**Data excerpts:**
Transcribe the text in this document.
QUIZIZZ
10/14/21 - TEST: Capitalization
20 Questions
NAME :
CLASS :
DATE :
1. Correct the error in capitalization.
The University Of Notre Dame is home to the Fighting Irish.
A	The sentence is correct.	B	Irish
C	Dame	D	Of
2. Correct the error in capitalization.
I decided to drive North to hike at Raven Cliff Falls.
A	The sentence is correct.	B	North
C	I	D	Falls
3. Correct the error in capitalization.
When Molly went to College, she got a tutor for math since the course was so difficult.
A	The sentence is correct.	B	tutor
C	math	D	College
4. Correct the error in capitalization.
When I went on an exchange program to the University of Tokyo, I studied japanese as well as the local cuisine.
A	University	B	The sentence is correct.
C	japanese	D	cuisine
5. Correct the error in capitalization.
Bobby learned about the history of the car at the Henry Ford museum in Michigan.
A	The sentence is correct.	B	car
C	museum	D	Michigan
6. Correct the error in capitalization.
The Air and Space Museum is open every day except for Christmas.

**Problem:** Go through the material and copy out every line with "Dame" in it.

**Reply to the exercise:**
The University Of Notre Dame is home to the Fighting Irish.
C	Dame	D	Of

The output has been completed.